▶ [Work to do]
Tally the lines in the data that follows that include the word "blades", and report nothing but the total.

>> begin The records

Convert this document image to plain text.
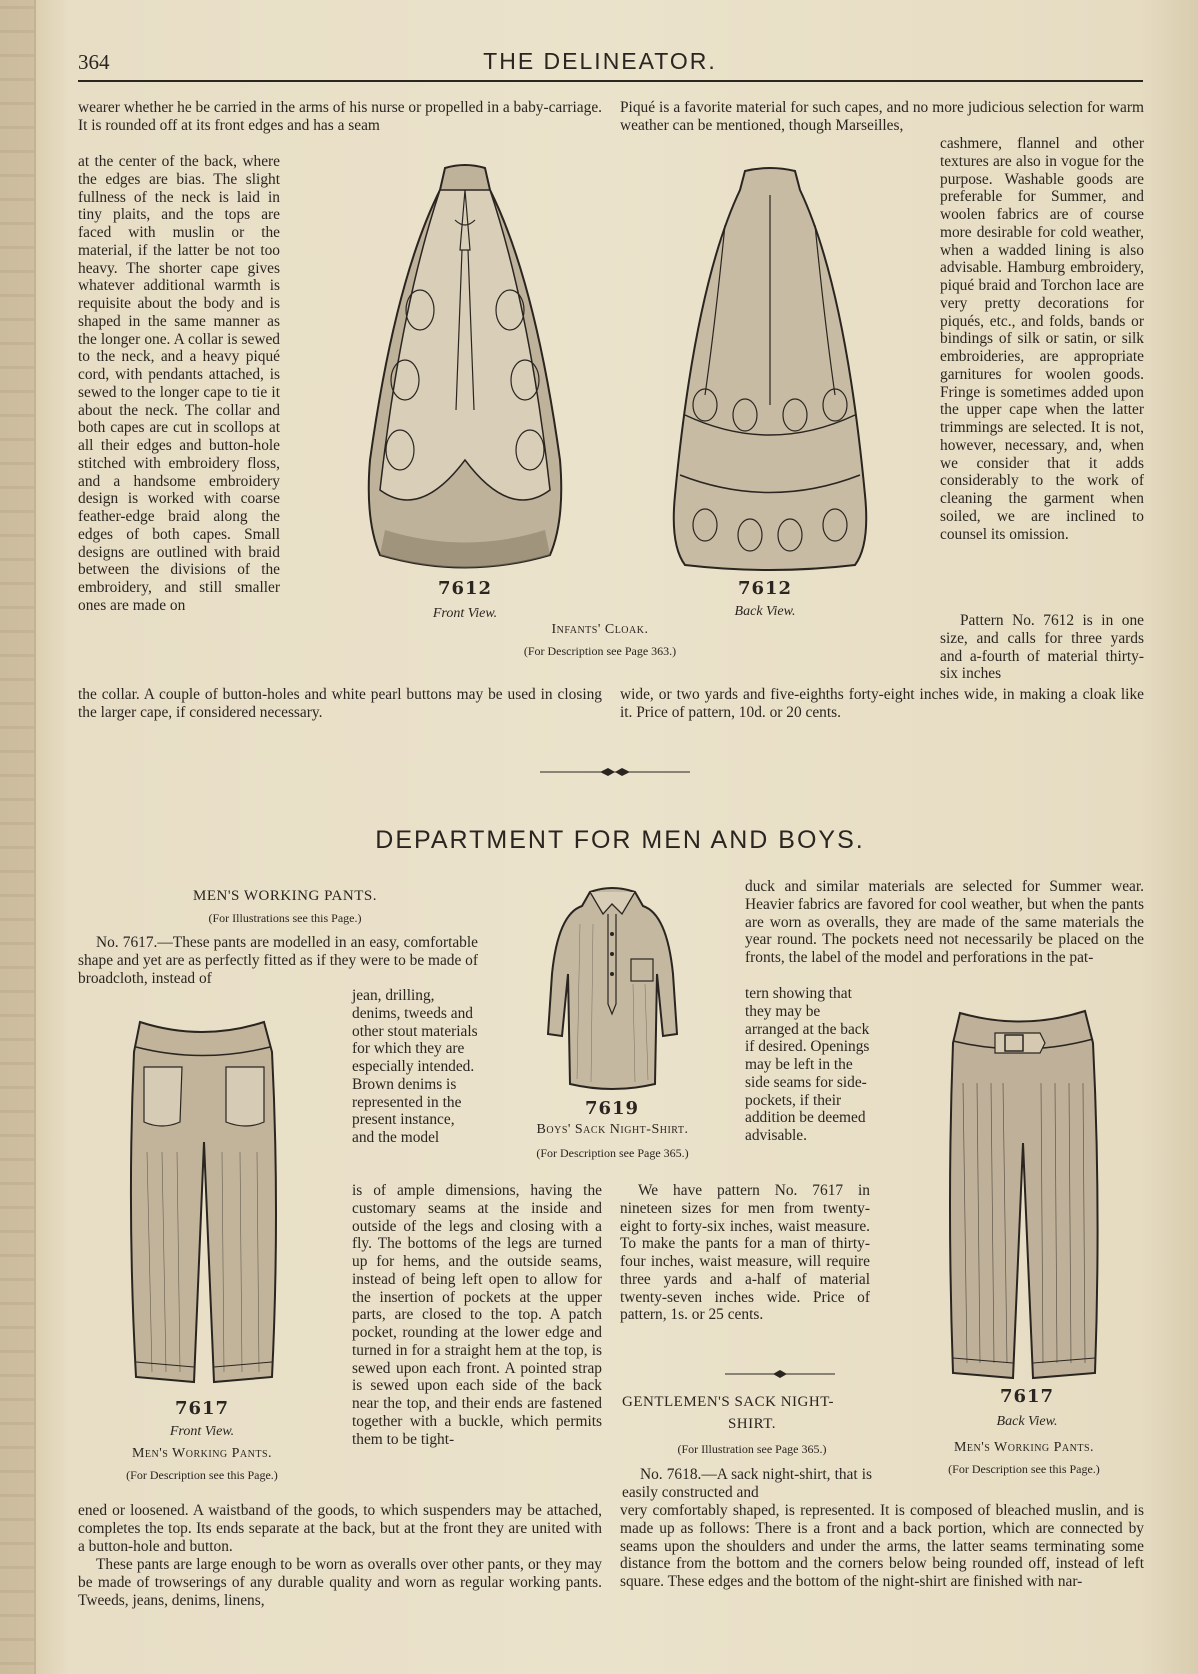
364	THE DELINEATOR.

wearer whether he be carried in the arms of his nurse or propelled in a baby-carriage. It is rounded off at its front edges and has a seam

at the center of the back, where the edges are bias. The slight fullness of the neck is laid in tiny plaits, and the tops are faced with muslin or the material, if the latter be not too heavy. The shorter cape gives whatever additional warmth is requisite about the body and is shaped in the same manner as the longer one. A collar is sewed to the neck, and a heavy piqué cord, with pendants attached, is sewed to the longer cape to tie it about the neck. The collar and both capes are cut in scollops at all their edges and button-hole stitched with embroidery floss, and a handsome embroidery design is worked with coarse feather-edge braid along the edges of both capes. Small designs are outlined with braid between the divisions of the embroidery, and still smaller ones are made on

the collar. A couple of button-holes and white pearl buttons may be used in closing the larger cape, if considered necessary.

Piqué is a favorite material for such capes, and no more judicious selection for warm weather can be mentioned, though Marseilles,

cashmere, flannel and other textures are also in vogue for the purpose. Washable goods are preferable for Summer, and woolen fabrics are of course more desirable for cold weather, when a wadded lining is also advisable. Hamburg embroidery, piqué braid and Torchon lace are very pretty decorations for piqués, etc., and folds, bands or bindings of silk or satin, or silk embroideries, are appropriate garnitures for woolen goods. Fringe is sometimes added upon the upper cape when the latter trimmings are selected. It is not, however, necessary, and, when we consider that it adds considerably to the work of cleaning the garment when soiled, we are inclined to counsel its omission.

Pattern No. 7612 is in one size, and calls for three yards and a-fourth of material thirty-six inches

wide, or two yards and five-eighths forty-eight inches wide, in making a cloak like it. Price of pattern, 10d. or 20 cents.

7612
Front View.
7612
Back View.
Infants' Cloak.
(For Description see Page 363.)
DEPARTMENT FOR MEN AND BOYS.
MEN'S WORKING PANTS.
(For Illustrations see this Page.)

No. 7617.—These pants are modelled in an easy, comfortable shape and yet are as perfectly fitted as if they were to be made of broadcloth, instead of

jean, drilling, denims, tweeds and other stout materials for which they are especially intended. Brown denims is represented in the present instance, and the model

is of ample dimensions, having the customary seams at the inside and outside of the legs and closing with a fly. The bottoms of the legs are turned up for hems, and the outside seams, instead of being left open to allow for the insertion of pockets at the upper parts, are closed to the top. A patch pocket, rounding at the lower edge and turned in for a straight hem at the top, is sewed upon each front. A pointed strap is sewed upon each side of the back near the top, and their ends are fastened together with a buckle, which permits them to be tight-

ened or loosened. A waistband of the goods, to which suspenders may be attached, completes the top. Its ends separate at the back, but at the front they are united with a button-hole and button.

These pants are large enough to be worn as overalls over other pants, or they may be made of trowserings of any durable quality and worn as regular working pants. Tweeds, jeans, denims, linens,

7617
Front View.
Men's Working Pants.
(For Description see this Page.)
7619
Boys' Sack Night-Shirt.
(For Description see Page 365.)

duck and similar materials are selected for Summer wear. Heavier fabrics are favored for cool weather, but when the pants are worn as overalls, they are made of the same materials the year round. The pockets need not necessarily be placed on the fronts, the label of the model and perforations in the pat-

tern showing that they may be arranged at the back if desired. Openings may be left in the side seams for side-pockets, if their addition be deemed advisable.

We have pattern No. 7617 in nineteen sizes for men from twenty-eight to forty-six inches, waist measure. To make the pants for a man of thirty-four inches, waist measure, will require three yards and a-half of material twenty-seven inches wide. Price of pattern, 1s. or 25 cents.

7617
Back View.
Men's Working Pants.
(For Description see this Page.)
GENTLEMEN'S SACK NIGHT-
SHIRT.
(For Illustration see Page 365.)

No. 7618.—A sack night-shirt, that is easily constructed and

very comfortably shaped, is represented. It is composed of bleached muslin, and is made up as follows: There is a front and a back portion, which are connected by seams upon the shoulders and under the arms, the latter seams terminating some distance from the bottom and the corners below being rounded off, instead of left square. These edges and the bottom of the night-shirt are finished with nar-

>> end The records
>> begin The records

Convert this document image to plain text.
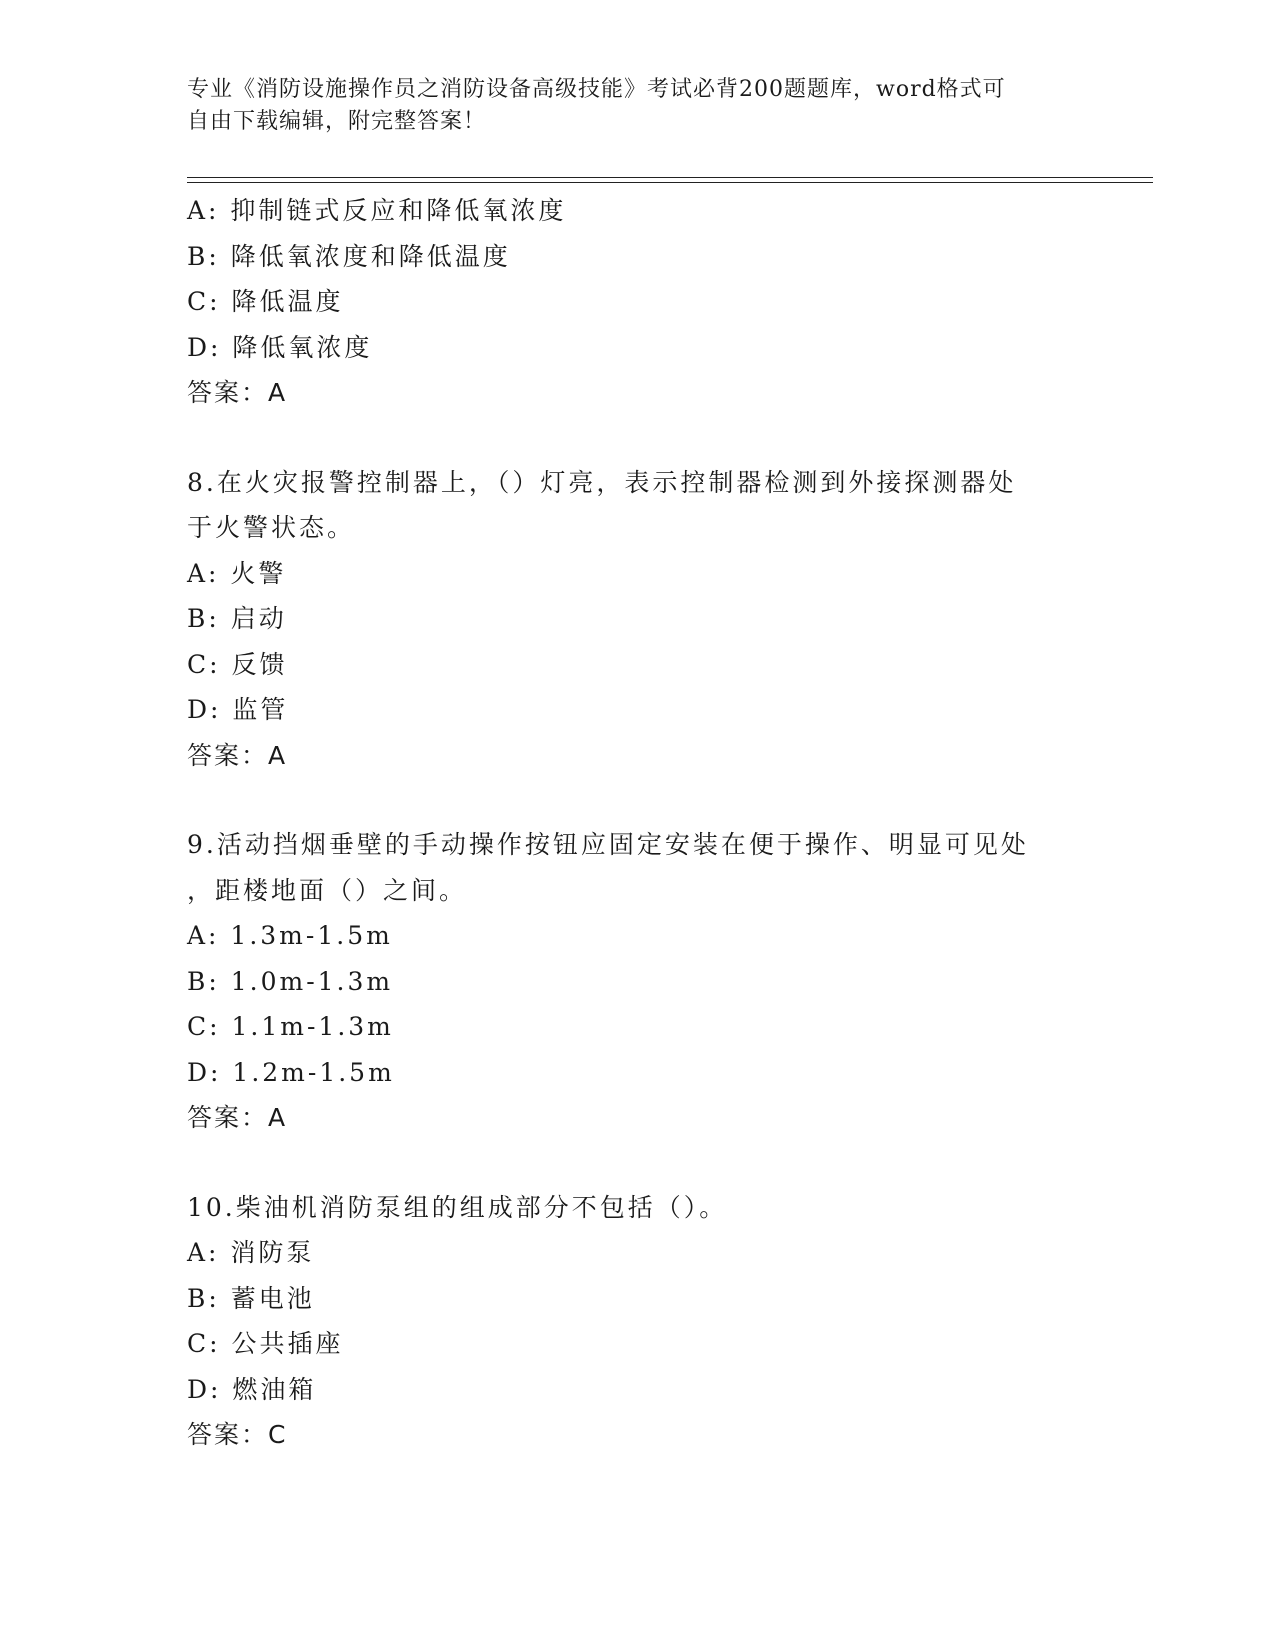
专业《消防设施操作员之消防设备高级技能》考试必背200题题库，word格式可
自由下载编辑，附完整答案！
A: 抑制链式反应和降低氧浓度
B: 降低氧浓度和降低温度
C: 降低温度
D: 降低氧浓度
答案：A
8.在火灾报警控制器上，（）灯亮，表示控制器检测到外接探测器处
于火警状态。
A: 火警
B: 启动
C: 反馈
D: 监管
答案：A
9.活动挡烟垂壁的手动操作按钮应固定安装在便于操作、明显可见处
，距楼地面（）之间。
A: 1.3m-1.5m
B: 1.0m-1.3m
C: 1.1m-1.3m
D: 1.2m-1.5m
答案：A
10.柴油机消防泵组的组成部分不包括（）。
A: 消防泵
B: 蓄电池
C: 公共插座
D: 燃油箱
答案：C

>> end The records
>> begin The records

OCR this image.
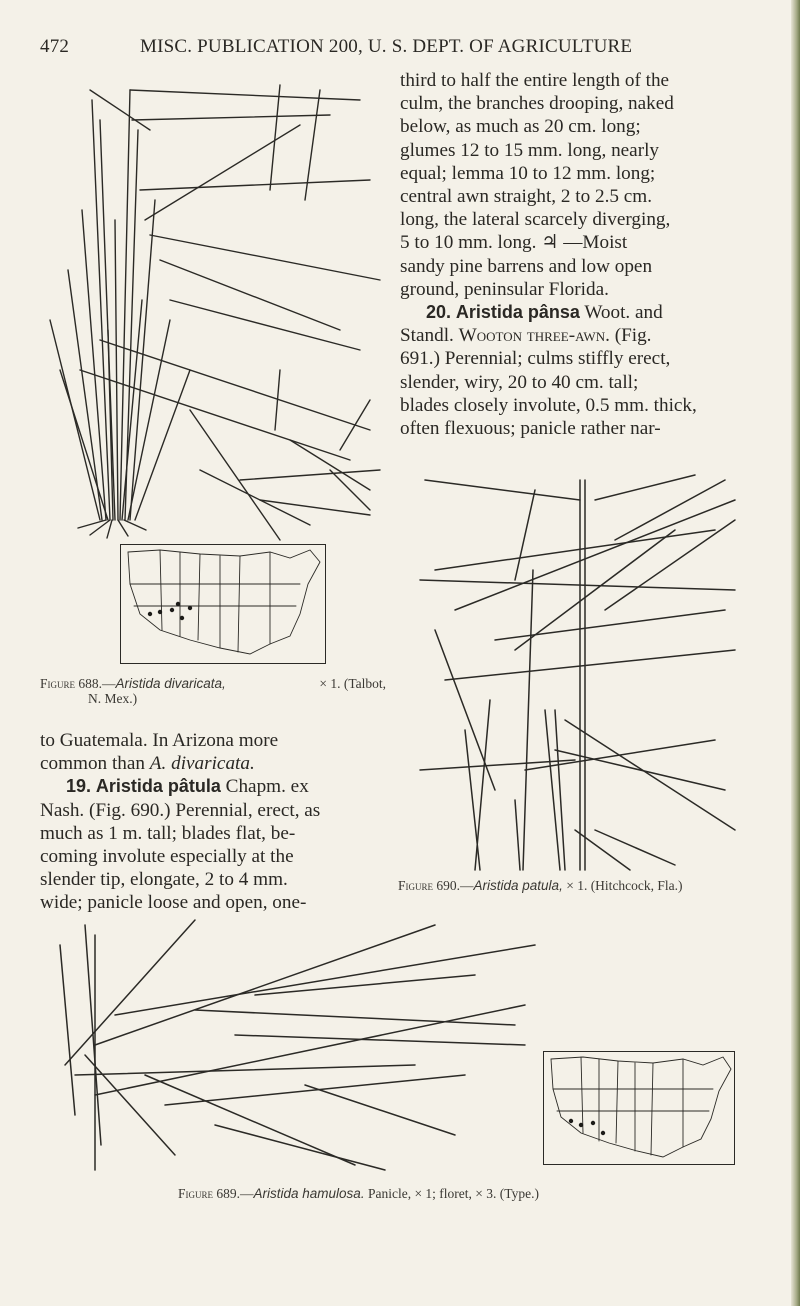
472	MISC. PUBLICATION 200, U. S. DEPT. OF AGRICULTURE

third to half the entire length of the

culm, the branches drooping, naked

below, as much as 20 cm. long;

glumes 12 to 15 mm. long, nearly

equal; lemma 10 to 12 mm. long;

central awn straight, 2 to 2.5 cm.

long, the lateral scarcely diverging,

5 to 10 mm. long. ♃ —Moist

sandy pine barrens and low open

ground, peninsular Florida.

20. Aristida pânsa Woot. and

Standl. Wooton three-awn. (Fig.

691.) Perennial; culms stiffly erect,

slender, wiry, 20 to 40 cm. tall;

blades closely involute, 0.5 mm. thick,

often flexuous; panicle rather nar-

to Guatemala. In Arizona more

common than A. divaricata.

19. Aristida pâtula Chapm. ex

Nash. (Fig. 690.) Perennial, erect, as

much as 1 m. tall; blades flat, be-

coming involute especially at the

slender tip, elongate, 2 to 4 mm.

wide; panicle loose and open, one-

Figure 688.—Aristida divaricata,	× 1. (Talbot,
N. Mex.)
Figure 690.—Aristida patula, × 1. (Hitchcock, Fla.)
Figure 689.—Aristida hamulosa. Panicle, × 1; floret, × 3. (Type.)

>> end The records

▶ [Finished answer]
2